● **Input records**:
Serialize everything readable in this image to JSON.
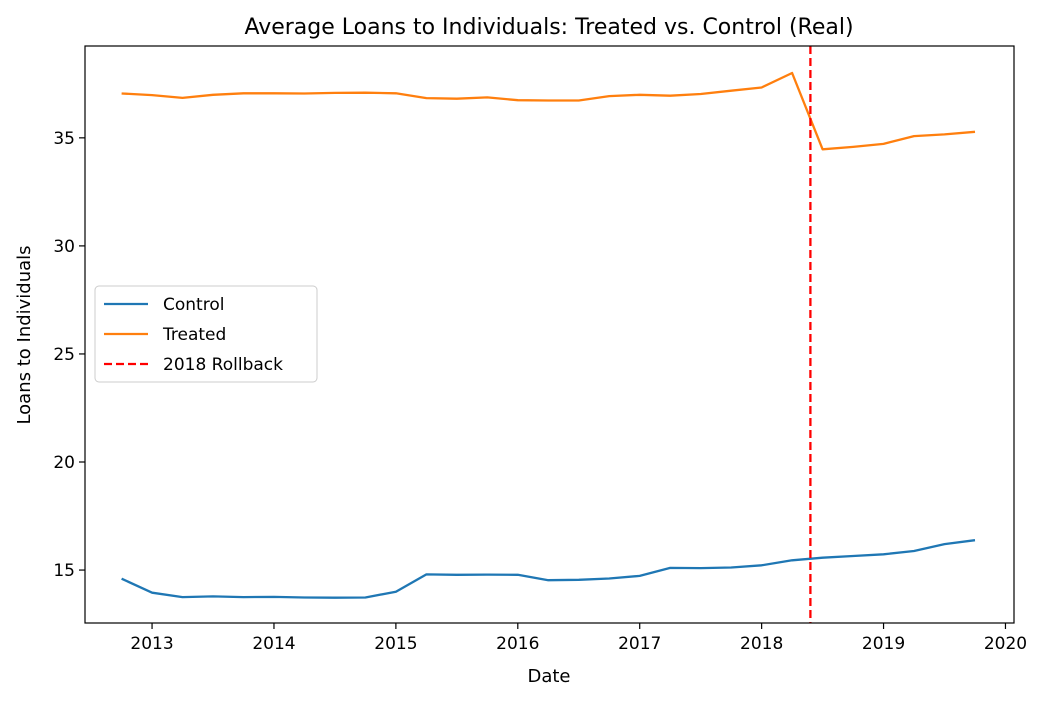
{
  "chart_data": {
    "type": "line",
    "title": "Average Loans to Individuals: Treated vs. Control (Real)",
    "xlabel": "Date",
    "ylabel": "Loans to Individuals",
    "xlim": [
      2012.45,
      2020.07
    ],
    "ylim": [
      12.55,
      39.25
    ],
    "x_ticks": [
      2013,
      2014,
      2015,
      2016,
      2017,
      2018,
      2019,
      2020
    ],
    "x_tick_labels": [
      "2013",
      "2014",
      "2015",
      "2016",
      "2017",
      "2018",
      "2019",
      "2020"
    ],
    "y_ticks": [
      15,
      20,
      25,
      30,
      35
    ],
    "y_tick_labels": [
      "15",
      "20",
      "25",
      "30",
      "35"
    ],
    "x": [
      2012.75,
      2013.0,
      2013.25,
      2013.5,
      2013.75,
      2014.0,
      2014.25,
      2014.5,
      2014.75,
      2015.0,
      2015.25,
      2015.5,
      2015.75,
      2016.0,
      2016.25,
      2016.5,
      2016.75,
      2017.0,
      2017.25,
      2017.5,
      2017.75,
      2018.0,
      2018.25,
      2018.5,
      2018.75,
      2019.0,
      2019.25,
      2019.5,
      2019.75
    ],
    "series": [
      {
        "name": "Control",
        "color": "#1f77b4",
        "values": [
          14.6,
          13.95,
          13.75,
          13.78,
          13.75,
          13.76,
          13.73,
          13.72,
          13.73,
          14.0,
          14.8,
          14.78,
          14.79,
          14.78,
          14.53,
          14.55,
          14.61,
          14.73,
          15.1,
          15.09,
          15.12,
          15.22,
          15.45,
          15.57,
          15.65,
          15.73,
          15.88,
          16.2,
          16.38
        ]
      },
      {
        "name": "Treated",
        "color": "#ff7f0e",
        "values": [
          37.05,
          36.98,
          36.85,
          36.99,
          37.06,
          37.06,
          37.05,
          37.08,
          37.09,
          37.06,
          36.84,
          36.81,
          36.87,
          36.74,
          36.73,
          36.73,
          36.93,
          36.99,
          36.95,
          37.03,
          37.18,
          37.33,
          38.0,
          34.47,
          34.58,
          34.72,
          35.08,
          35.16,
          35.28
        ]
      }
    ],
    "annotations": [
      {
        "type": "vline",
        "x": 2018.4,
        "label": "2018 Rollback",
        "color": "#ff0000",
        "style": "dashed"
      }
    ],
    "legend": {
      "placement": "center-left",
      "entries": [
        "Control",
        "Treated",
        "2018 Rollback"
      ]
    },
    "grid": false
  }
}
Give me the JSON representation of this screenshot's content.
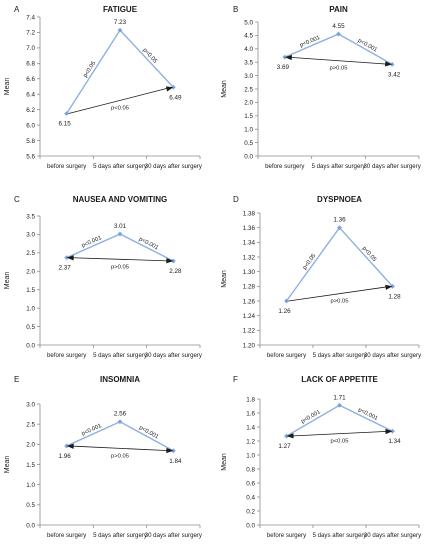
{
  "chart_data": [
    {
      "type": "line",
      "panel_letter": "A",
      "title": "FATIGUE",
      "xlabel": "",
      "ylabel": "Mean",
      "categories": [
        "before surgery",
        "5 days after surgery",
        "30 days after surgery"
      ],
      "values": [
        6.15,
        7.23,
        6.49
      ],
      "ylim": [
        5.6,
        7.4
      ],
      "ystep": 0.2,
      "yticks": [
        "5.6",
        "5.8",
        "6.0",
        "6.2",
        "6.4",
        "6.6",
        "6.8",
        "7.0",
        "7.2",
        "7.4"
      ],
      "data_labels": [
        "6.15",
        "7.23",
        "6.49"
      ],
      "annotations": {
        "left": "p<0.05",
        "right": "p<0.05",
        "bottom": "p<0.05"
      },
      "arrow_direction": "forward"
    },
    {
      "type": "line",
      "panel_letter": "B",
      "title": "PAIN",
      "xlabel": "",
      "ylabel": "Mean",
      "categories": [
        "before surgery",
        "5 days after surgery",
        "30 days after surgery"
      ],
      "values": [
        3.69,
        4.55,
        3.42
      ],
      "ylim": [
        0.0,
        5.0
      ],
      "ystep": 0.5,
      "yticks": [
        "0.0",
        "0.5",
        "1.0",
        "1.5",
        "2.0",
        "2.5",
        "3.0",
        "3.5",
        "4.0",
        "4.5",
        "5.0"
      ],
      "data_labels": [
        "3.69",
        "4.55",
        "3.42"
      ],
      "annotations": {
        "left": "p<0.001",
        "right": "p<0.001",
        "bottom": "p>0.05"
      },
      "arrow_direction": "both"
    },
    {
      "type": "line",
      "panel_letter": "C",
      "title": "NAUSEA AND VOMITING",
      "xlabel": "",
      "ylabel": "Mean",
      "categories": [
        "before surgery",
        "5 days after surgery",
        "30 days after surgery"
      ],
      "values": [
        2.37,
        3.01,
        2.28
      ],
      "ylim": [
        0.0,
        3.5
      ],
      "ystep": 0.5,
      "yticks": [
        "0.0",
        "0.5",
        "1.0",
        "1.5",
        "2.0",
        "2.5",
        "3.0",
        "3.5"
      ],
      "data_labels": [
        "2.37",
        "3.01",
        "2.28"
      ],
      "annotations": {
        "left": "p<0.001",
        "right": "p<0.001",
        "bottom": "p>0.05"
      },
      "arrow_direction": "both"
    },
    {
      "type": "line",
      "panel_letter": "D",
      "title": "DYSPNOEA",
      "xlabel": "",
      "ylabel": "Mean",
      "categories": [
        "before surgery",
        "5 days after surgery",
        "30 days after surgery"
      ],
      "values": [
        1.26,
        1.36,
        1.28
      ],
      "ylim": [
        1.2,
        1.38
      ],
      "ystep": 0.02,
      "yticks": [
        "1.20",
        "1.22",
        "1.24",
        "1.26",
        "1.28",
        "1.30",
        "1.32",
        "1.34",
        "1.36",
        "1.38"
      ],
      "data_labels": [
        "1.26",
        "1.36",
        "1.28"
      ],
      "annotations": {
        "left": "p<0.05",
        "right": "p<0.05",
        "bottom": "p>0.05"
      },
      "arrow_direction": "forward"
    },
    {
      "type": "line",
      "panel_letter": "E",
      "title": "INSOMNIA",
      "xlabel": "",
      "ylabel": "Mean",
      "categories": [
        "before surgery",
        "5 days after surgery",
        "30 days after surgery"
      ],
      "values": [
        1.96,
        2.56,
        1.84
      ],
      "ylim": [
        0.0,
        3.0
      ],
      "ystep": 0.5,
      "yticks": [
        "0.0",
        "0.5",
        "1.0",
        "1.5",
        "2.0",
        "2.5",
        "3.0"
      ],
      "data_labels": [
        "1.96",
        "2.56",
        "1.84"
      ],
      "annotations": {
        "left": "p<0.001",
        "right": "p<0.001",
        "bottom": "p>0.05"
      },
      "arrow_direction": "both"
    },
    {
      "type": "line",
      "panel_letter": "F",
      "title": "LACK OF APPETITE",
      "xlabel": "",
      "ylabel": "Mean",
      "categories": [
        "before surgery",
        "5 days after surgery",
        "30 days after surgery"
      ],
      "values": [
        1.27,
        1.71,
        1.34
      ],
      "ylim": [
        0.0,
        1.8
      ],
      "ystep": 0.2,
      "yticks": [
        "0.0",
        "0.2",
        "0.4",
        "0.6",
        "0.8",
        "1.0",
        "1.2",
        "1.4",
        "1.6",
        "1.8"
      ],
      "data_labels": [
        "1.27",
        "1.71",
        "1.34"
      ],
      "annotations": {
        "left": "p<0.001",
        "right": "p<0.001",
        "bottom": "p<0.05"
      },
      "arrow_direction": "both"
    }
  ],
  "colors": {
    "line": "#8fb1e0",
    "marker": "#7aa3dc",
    "arrow": "#1a1a1a",
    "axis": "#8c8c8c",
    "text": "#1a1a1a"
  }
}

● **Prompt**: Sift through the entries and copy every line with "this".

● **Completed exercise**:
Serialize everything readable in this image to JSON.
Give me the JSON representation of this screenshot's content.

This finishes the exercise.